_To be done:_
Using the entries that follow, collect the lines where the word "Reserve" appears.

_Material supplied:_
┌──

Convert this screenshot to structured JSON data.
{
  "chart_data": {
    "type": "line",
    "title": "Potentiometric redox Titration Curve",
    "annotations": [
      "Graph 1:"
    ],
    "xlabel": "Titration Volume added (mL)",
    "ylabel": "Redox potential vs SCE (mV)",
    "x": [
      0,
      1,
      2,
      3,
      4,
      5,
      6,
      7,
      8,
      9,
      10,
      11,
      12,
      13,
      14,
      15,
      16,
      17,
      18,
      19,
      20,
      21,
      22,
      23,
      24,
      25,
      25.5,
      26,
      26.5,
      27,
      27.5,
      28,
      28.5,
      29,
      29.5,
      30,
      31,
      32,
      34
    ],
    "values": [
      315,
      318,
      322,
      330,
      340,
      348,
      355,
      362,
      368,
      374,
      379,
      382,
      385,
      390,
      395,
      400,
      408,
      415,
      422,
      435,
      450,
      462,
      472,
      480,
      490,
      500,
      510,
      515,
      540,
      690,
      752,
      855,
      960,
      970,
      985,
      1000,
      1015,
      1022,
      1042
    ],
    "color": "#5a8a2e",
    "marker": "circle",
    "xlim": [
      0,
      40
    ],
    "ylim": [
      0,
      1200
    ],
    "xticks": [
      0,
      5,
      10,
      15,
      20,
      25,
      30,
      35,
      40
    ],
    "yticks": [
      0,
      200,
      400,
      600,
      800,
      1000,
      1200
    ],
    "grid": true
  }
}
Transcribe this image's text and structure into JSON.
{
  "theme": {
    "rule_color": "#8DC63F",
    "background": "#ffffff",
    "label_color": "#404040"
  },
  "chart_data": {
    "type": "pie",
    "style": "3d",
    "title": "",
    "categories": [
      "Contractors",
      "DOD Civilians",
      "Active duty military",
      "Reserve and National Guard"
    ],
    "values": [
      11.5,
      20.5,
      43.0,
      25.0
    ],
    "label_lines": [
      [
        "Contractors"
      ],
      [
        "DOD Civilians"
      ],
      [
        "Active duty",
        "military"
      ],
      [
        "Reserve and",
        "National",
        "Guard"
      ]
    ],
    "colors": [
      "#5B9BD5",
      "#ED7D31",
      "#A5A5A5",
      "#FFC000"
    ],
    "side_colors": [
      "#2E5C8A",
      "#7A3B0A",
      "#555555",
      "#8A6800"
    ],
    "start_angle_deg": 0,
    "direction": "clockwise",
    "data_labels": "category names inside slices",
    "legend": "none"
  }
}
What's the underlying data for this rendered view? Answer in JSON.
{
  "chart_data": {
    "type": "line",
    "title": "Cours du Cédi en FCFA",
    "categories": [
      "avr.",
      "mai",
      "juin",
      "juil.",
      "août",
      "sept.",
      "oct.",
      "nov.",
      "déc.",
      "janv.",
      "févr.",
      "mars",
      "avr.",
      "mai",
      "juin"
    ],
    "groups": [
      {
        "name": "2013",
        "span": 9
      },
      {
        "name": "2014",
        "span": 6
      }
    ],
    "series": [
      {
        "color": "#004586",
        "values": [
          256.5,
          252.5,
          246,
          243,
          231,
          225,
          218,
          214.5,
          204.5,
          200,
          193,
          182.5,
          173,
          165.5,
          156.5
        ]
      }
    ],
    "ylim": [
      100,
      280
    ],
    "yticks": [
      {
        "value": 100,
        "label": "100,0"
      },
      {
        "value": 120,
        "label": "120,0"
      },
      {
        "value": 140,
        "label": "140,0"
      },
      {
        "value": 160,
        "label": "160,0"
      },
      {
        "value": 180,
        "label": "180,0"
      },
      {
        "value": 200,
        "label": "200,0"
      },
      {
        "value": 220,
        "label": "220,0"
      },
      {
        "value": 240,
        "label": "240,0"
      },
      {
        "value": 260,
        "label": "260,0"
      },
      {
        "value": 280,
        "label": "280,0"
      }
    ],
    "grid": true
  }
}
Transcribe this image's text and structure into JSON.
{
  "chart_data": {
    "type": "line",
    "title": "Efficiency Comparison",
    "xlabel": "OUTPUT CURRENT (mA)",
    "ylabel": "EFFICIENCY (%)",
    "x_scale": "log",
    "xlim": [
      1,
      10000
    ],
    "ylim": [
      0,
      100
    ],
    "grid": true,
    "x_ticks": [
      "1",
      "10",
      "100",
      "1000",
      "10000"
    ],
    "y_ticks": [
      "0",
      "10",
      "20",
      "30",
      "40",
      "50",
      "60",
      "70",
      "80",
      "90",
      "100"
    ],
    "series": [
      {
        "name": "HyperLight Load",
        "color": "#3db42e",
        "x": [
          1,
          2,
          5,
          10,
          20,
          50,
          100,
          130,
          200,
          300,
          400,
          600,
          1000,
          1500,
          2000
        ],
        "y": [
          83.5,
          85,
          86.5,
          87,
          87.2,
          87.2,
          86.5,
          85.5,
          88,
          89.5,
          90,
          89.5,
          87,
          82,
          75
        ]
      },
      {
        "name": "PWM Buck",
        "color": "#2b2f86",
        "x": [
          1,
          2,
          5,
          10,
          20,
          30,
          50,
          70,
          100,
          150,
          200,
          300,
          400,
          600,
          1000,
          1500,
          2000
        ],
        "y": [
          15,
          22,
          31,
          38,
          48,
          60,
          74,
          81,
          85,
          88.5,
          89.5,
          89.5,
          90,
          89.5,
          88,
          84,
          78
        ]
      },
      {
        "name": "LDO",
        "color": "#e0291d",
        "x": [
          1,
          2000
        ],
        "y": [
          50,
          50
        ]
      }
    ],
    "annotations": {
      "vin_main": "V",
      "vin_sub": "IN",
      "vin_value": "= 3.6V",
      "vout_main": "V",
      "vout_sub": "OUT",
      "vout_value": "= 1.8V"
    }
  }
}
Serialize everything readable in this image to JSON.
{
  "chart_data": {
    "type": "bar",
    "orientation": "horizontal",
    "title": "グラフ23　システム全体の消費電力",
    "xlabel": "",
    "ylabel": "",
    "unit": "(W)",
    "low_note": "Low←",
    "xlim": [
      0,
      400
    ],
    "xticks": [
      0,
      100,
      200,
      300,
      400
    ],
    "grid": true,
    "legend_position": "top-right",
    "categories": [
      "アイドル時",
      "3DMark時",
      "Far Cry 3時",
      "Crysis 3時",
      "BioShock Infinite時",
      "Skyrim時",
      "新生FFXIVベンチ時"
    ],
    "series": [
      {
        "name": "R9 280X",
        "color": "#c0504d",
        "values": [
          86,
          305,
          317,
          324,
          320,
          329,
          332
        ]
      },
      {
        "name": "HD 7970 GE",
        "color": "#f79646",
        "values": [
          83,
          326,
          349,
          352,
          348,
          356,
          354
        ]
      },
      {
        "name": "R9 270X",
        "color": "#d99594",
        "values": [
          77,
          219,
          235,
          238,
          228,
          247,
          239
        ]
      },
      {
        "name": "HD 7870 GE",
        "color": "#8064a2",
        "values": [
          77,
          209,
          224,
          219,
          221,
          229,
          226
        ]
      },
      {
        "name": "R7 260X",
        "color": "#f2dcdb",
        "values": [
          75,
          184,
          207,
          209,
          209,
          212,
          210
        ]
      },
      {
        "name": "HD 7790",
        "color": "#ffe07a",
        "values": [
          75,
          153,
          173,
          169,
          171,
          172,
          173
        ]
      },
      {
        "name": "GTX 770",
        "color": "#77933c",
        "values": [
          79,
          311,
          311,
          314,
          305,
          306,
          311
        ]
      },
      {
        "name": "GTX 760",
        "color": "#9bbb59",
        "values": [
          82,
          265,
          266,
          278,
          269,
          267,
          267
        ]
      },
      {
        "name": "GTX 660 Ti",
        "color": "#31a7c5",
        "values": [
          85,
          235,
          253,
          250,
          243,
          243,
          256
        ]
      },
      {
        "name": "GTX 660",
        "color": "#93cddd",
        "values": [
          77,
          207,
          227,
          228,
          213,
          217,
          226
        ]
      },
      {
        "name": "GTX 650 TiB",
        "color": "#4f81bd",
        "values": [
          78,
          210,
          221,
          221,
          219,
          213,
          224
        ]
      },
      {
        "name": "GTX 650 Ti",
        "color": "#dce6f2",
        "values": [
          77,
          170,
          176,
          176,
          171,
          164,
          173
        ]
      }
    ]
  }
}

└──

_Solution:_
      "Reserve and National Guard"
        "Reserve and",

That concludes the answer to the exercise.